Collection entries
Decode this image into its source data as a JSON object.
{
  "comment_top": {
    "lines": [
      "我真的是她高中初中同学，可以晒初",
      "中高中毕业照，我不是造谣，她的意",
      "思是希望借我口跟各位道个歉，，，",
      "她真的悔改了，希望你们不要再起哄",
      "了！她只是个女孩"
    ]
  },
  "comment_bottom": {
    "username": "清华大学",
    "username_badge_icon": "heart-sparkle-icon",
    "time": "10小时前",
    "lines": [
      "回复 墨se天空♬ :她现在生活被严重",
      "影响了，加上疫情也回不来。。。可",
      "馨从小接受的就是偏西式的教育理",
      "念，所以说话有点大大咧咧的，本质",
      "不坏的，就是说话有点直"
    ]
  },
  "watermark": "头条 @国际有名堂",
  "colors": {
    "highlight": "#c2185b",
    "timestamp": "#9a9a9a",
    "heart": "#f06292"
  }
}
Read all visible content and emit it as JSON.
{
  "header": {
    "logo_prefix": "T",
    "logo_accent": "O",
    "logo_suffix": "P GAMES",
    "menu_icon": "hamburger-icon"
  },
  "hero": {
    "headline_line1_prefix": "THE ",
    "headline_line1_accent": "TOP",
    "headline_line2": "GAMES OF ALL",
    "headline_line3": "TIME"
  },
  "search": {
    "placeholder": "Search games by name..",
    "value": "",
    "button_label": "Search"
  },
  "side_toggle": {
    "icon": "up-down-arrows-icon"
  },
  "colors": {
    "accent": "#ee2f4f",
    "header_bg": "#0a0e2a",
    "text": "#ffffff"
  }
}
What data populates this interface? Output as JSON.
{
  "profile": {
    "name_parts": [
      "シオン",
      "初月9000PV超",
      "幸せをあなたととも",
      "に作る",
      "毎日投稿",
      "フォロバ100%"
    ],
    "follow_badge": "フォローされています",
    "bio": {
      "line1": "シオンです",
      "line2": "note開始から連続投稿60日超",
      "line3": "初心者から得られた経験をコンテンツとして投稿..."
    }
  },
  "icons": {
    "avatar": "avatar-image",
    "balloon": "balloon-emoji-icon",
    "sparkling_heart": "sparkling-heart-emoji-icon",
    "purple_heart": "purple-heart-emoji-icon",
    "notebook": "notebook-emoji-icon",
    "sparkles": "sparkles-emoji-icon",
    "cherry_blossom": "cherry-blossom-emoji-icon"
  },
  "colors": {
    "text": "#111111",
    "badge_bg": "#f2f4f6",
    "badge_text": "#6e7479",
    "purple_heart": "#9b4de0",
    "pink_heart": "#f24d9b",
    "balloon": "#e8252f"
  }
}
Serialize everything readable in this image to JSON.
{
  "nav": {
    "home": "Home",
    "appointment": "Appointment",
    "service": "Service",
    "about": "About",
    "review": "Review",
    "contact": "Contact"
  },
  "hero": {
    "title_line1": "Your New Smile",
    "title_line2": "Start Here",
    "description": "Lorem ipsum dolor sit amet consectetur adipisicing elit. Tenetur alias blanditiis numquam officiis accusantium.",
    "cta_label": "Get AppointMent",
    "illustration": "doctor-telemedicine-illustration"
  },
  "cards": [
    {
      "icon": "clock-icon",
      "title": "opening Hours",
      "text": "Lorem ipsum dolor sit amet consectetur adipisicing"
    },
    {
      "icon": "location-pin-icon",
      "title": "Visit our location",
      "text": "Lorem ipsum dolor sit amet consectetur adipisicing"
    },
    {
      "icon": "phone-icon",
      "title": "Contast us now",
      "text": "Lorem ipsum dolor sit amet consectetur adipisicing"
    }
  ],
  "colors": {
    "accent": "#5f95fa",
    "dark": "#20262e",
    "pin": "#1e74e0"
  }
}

What to work on
Write out the whole listing again. Match it word for word.

Output
Decode this image into its source data as a JSON object.
{
  "comment_top": {
    "lines": [
      "我真的是她高中初中同学，可以晒初",
      "中高中毕业照，我不是造谣，她的意",
      "思是希望借我口跟各位道个歉，，，",
      "她真的悔改了，希望你们不要再起哄",
      "了！她只是个女孩"
    ]
  },
  "comment_bottom": {
    "username": "清华大学",
    "username_badge_icon": "heart-sparkle-icon",
    "time": "10小时前",
    "lines": [
      "回复 墨se天空♬ :她现在生活被严重",
      "影响了，加上疫情也回不来。。。可",
      "馨从小接受的就是偏西式的教育理",
      "念，所以说话有点大大咧咧的，本质",
      "不坏的，就是说话有点直"
    ]
  },
  "watermark": "头条 @国际有名堂",
  "colors": {
    "highlight": "#c2185b",
    "timestamp": "#9a9a9a",
    "heart": "#f06292"
  }
}
Read all visible content and emit it as JSON.
{
  "header": {
    "logo_prefix": "T",
    "logo_accent": "O",
    "logo_suffix": "P GAMES",
    "menu_icon": "hamburger-icon"
  },
  "hero": {
    "headline_line1_prefix": "THE ",
    "headline_line1_accent": "TOP",
    "headline_line2": "GAMES OF ALL",
    "headline_line3": "TIME"
  },
  "search": {
    "placeholder": "Search games by name..",
    "value": "",
    "button_label": "Search"
  },
  "side_toggle": {
    "icon": "up-down-arrows-icon"
  },
  "colors": {
    "accent": "#ee2f4f",
    "header_bg": "#0a0e2a",
    "text": "#ffffff"
  }
}
What data populates this interface? Output as JSON.
{
  "profile": {
    "name_parts": [
      "シオン",
      "初月9000PV超",
      "幸せをあなたととも",
      "に作る",
      "毎日投稿",
      "フォロバ100%"
    ],
    "follow_badge": "フォローされています",
    "bio": {
      "line1": "シオンです",
      "line2": "note開始から連続投稿60日超",
      "line3": "初心者から得られた経験をコンテンツとして投稿..."
    }
  },
  "icons": {
    "avatar": "avatar-image",
    "balloon": "balloon-emoji-icon",
    "sparkling_heart": "sparkling-heart-emoji-icon",
    "purple_heart": "purple-heart-emoji-icon",
    "notebook": "notebook-emoji-icon",
    "sparkles": "sparkles-emoji-icon",
    "cherry_blossom": "cherry-blossom-emoji-icon"
  },
  "colors": {
    "text": "#111111",
    "badge_bg": "#f2f4f6",
    "badge_text": "#6e7479",
    "purple_heart": "#9b4de0",
    "pink_heart": "#f24d9b",
    "balloon": "#e8252f"
  }
}
Serialize everything readable in this image to JSON.
{
  "nav": {
    "home": "Home",
    "appointment": "Appointment",
    "service": "Service",
    "about": "About",
    "review": "Review",
    "contact": "Contact"
  },
  "hero": {
    "title_line1": "Your New Smile",
    "title_line2": "Start Here",
    "description": "Lorem ipsum dolor sit amet consectetur adipisicing elit. Tenetur alias blanditiis numquam officiis accusantium.",
    "cta_label": "Get AppointMent",
    "illustration": "doctor-telemedicine-illustration"
  },
  "cards": [
    {
      "icon": "clock-icon",
      "title": "opening Hours",
      "text": "Lorem ipsum dolor sit amet consectetur adipisicing"
    },
    {
      "icon": "location-pin-icon",
      "title": "Visit our location",
      "text": "Lorem ipsum dolor sit amet consectetur adipisicing"
    },
    {
      "icon": "phone-icon",
      "title": "Contast us now",
      "text": "Lorem ipsum dolor sit amet consectetur adipisicing"
    }
  ],
  "colors": {
    "accent": "#5f95fa",
    "dark": "#20262e",
    "pin": "#1e74e0"
  }
}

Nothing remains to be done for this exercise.